— begin —

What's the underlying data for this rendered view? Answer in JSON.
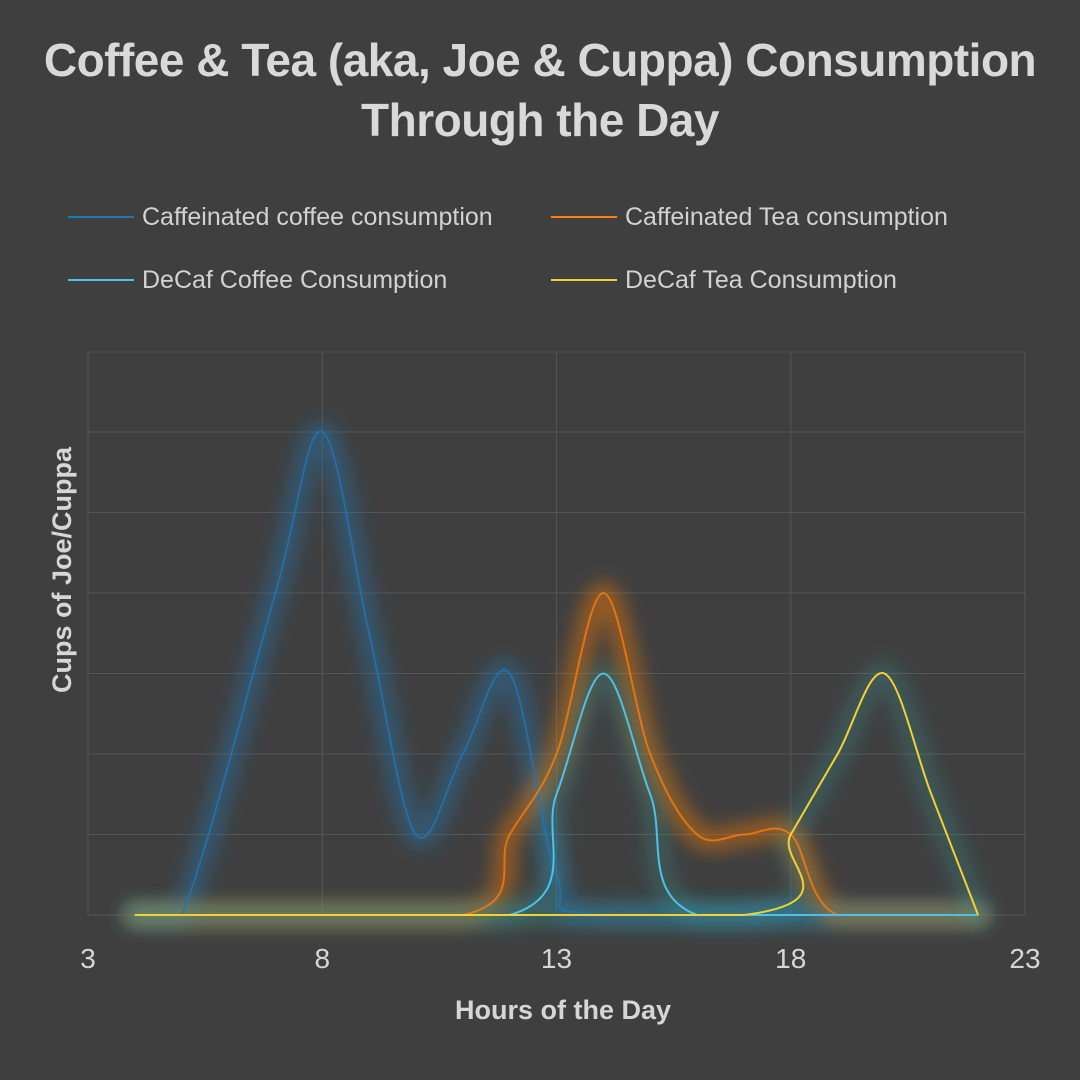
{
  "chart_data": {
    "type": "line",
    "title_lines": [
      "Coffee & Tea (aka, Joe & Cuppa) Consumption",
      "Through the Day"
    ],
    "xlabel": "Hours of the Day",
    "ylabel": "Cups of Joe/Cuppa",
    "xlim": [
      3,
      23
    ],
    "ylim": [
      0,
      6
    ],
    "x_ticks": [
      3,
      8,
      13,
      18,
      23
    ],
    "grid": true,
    "y_tick_labels_shown": false,
    "legend_position": "top",
    "series": [
      {
        "name": "Caffeinated coffee consumption",
        "color": "#1f77b4",
        "glow": true,
        "x": [
          4,
          5,
          7,
          8,
          9,
          10,
          11,
          12,
          13,
          14,
          22
        ],
        "y": [
          0,
          0,
          4,
          6,
          3.5,
          1,
          2,
          3,
          0.5,
          0,
          0
        ]
      },
      {
        "name": "Caffeinated Tea consumption",
        "color": "#ff7f0e",
        "glow": true,
        "x": [
          4,
          11,
          12,
          13,
          14,
          15,
          16,
          17,
          18,
          19,
          22
        ],
        "y": [
          0,
          0,
          1,
          2,
          4,
          2,
          1,
          1,
          1,
          0,
          0
        ]
      },
      {
        "name": "DeCaf Coffee Consumption",
        "color": "#4fc0e8",
        "glow": false,
        "x": [
          4,
          12,
          13,
          14,
          15,
          16,
          22
        ],
        "y": [
          0,
          0,
          1.5,
          3,
          1.5,
          0,
          0
        ]
      },
      {
        "name": "DeCaf Tea Consumption",
        "color": "#f5d033",
        "glow": false,
        "x": [
          4,
          17,
          18,
          19,
          20,
          21,
          22
        ],
        "y": [
          0,
          0,
          1,
          2,
          3,
          1.5,
          0
        ]
      }
    ]
  }
}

— end —

**Directions for this task:** The pictures should not appear in the copy; every other part of the records above must be returned exactly.

**Written solution:**
What's the underlying data for this rendered view? Answer in JSON.
{
  "chart_data": {
    "type": "line",
    "title_lines": [
      "Coffee & Tea (aka, Joe & Cuppa) Consumption",
      "Through the Day"
    ],
    "xlabel": "Hours of the Day",
    "ylabel": "Cups of Joe/Cuppa",
    "xlim": [
      3,
      23
    ],
    "ylim": [
      0,
      6
    ],
    "x_ticks": [
      3,
      8,
      13,
      18,
      23
    ],
    "grid": true,
    "y_tick_labels_shown": false,
    "legend_position": "top",
    "series": [
      {
        "name": "Caffeinated coffee consumption",
        "color": "#1f77b4",
        "glow": true,
        "x": [
          4,
          5,
          7,
          8,
          9,
          10,
          11,
          12,
          13,
          14,
          22
        ],
        "y": [
          0,
          0,
          4,
          6,
          3.5,
          1,
          2,
          3,
          0.5,
          0,
          0
        ]
      },
      {
        "name": "Caffeinated Tea consumption",
        "color": "#ff7f0e",
        "glow": true,
        "x": [
          4,
          11,
          12,
          13,
          14,
          15,
          16,
          17,
          18,
          19,
          22
        ],
        "y": [
          0,
          0,
          1,
          2,
          4,
          2,
          1,
          1,
          1,
          0,
          0
        ]
      },
      {
        "name": "DeCaf Coffee Consumption",
        "color": "#4fc0e8",
        "glow": false,
        "x": [
          4,
          12,
          13,
          14,
          15,
          16,
          22
        ],
        "y": [
          0,
          0,
          1.5,
          3,
          1.5,
          0,
          0
        ]
      },
      {
        "name": "DeCaf Tea Consumption",
        "color": "#f5d033",
        "glow": false,
        "x": [
          4,
          17,
          18,
          19,
          20,
          21,
          22
        ],
        "y": [
          0,
          0,
          1,
          2,
          3,
          1.5,
          0
        ]
      }
    ]
  }
}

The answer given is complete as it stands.